======== Data extract ========

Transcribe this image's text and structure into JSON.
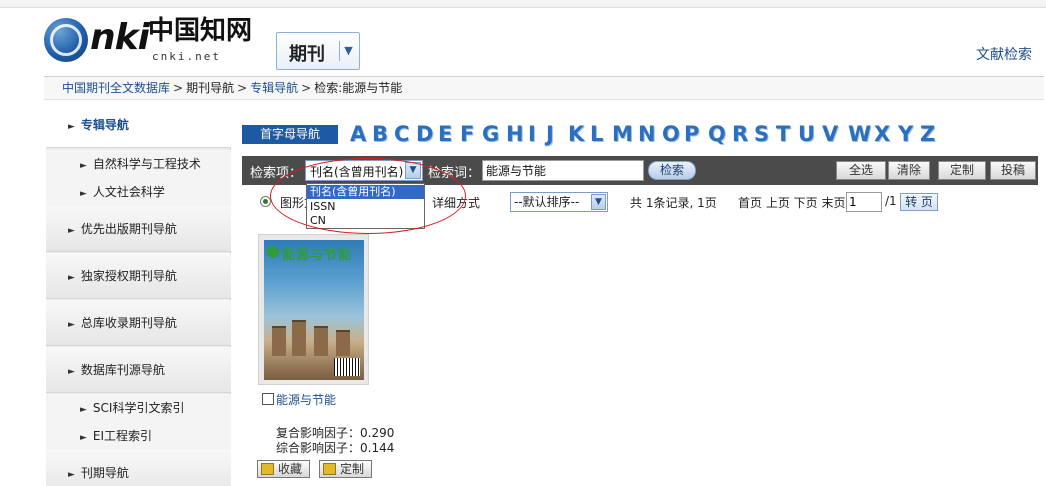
{
  "logo": {
    "brand": "CNKI",
    "cn_name": "中国知网",
    "domain": "cnki.net"
  },
  "qikan_select": {
    "label": "期刊",
    "arrow": "⌄"
  },
  "top_link": "文献检索",
  "breadcrumb": [
    {
      "label": "中国期刊全文数据库",
      "link": true
    },
    {
      "label": "期刊导航",
      "link": true
    },
    {
      "label": "专辑导航",
      "link": true
    },
    {
      "label": "检索:能源与节能",
      "link": false
    }
  ],
  "breadcrumb_sep": ">",
  "sidebar": {
    "items": [
      {
        "label": "专辑导航",
        "type": "head",
        "active": true
      },
      {
        "label": "自然科学与工程技术",
        "type": "sub"
      },
      {
        "label": "人文社会科学",
        "type": "sub"
      },
      {
        "label": "优先出版期刊导航",
        "type": "head"
      },
      {
        "label": "独家授权期刊导航",
        "type": "head"
      },
      {
        "label": "总库收录期刊导航",
        "type": "head"
      },
      {
        "label": "数据库刊源导航",
        "type": "head"
      },
      {
        "label": "SCI科学引文索引",
        "type": "sub"
      },
      {
        "label": "EI工程索引",
        "type": "sub"
      },
      {
        "label": "刊期导航",
        "type": "head"
      }
    ]
  },
  "letter_nav": {
    "label": "首字母导航",
    "letters": [
      "A",
      "B",
      "C",
      "D",
      "E",
      "F",
      "G",
      "H",
      "I",
      "J",
      "K",
      "L",
      "M",
      "N",
      "O",
      "P",
      "Q",
      "R",
      "S",
      "T",
      "U",
      "V",
      "W",
      "X",
      "Y",
      "Z"
    ]
  },
  "search": {
    "field_label": "检索项：",
    "field_value": "刊名(含曾用刊名)",
    "keyword_label": "检索词：",
    "keyword_value": "能源与节能",
    "search_button": "检索",
    "actions": [
      "全选",
      "清除",
      "定制",
      "投稿"
    ],
    "dropdown_options": [
      "刊名(含曾用刊名)",
      "ISSN",
      "CN"
    ]
  },
  "view": {
    "graphic_label": "图形方式",
    "detail_label": "详细方式",
    "sort_value": "--默认排序--",
    "record_count": "共 1条记录, 1页",
    "pager": "首页 上页 下页 末页",
    "page_value": "1",
    "page_total": "/1",
    "go_button": "转 页"
  },
  "journal": {
    "name": "能源与节能",
    "cover_title": "能源与节能",
    "impact_composite": "复合影响因子：0.290",
    "impact_overall": "综合影响因子：0.144",
    "collect_button": "收藏",
    "customize_button": "定制"
  }
}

========

__Task description__.
All the material shown above is to be copied exactly, with no pictures carried over.

__Solution for this problem__.
Transcribe this image's text and structure into JSON.
{
  "logo": {
    "brand": "CNKI",
    "cn_name": "中国知网",
    "domain": "cnki.net"
  },
  "qikan_select": {
    "label": "期刊",
    "arrow": "⌄"
  },
  "top_link": "文献检索",
  "breadcrumb": [
    {
      "label": "中国期刊全文数据库",
      "link": true
    },
    {
      "label": "期刊导航",
      "link": true
    },
    {
      "label": "专辑导航",
      "link": true
    },
    {
      "label": "检索:能源与节能",
      "link": false
    }
  ],
  "breadcrumb_sep": ">",
  "sidebar": {
    "items": [
      {
        "label": "专辑导航",
        "type": "head",
        "active": true
      },
      {
        "label": "自然科学与工程技术",
        "type": "sub"
      },
      {
        "label": "人文社会科学",
        "type": "sub"
      },
      {
        "label": "优先出版期刊导航",
        "type": "head"
      },
      {
        "label": "独家授权期刊导航",
        "type": "head"
      },
      {
        "label": "总库收录期刊导航",
        "type": "head"
      },
      {
        "label": "数据库刊源导航",
        "type": "head"
      },
      {
        "label": "SCI科学引文索引",
        "type": "sub"
      },
      {
        "label": "EI工程索引",
        "type": "sub"
      },
      {
        "label": "刊期导航",
        "type": "head"
      }
    ]
  },
  "letter_nav": {
    "label": "首字母导航",
    "letters": [
      "A",
      "B",
      "C",
      "D",
      "E",
      "F",
      "G",
      "H",
      "I",
      "J",
      "K",
      "L",
      "M",
      "N",
      "O",
      "P",
      "Q",
      "R",
      "S",
      "T",
      "U",
      "V",
      "W",
      "X",
      "Y",
      "Z"
    ]
  },
  "search": {
    "field_label": "检索项：",
    "field_value": "刊名(含曾用刊名)",
    "keyword_label": "检索词：",
    "keyword_value": "能源与节能",
    "search_button": "检索",
    "actions": [
      "全选",
      "清除",
      "定制",
      "投稿"
    ],
    "dropdown_options": [
      "刊名(含曾用刊名)",
      "ISSN",
      "CN"
    ]
  },
  "view": {
    "graphic_label": "图形方式",
    "detail_label": "详细方式",
    "sort_value": "--默认排序--",
    "record_count": "共 1条记录, 1页",
    "pager": "首页 上页 下页 末页",
    "page_value": "1",
    "page_total": "/1",
    "go_button": "转 页"
  },
  "journal": {
    "name": "能源与节能",
    "cover_title": "能源与节能",
    "impact_composite": "复合影响因子：0.290",
    "impact_overall": "综合影响因子：0.144",
    "collect_button": "收藏",
    "customize_button": "定制"
  }
}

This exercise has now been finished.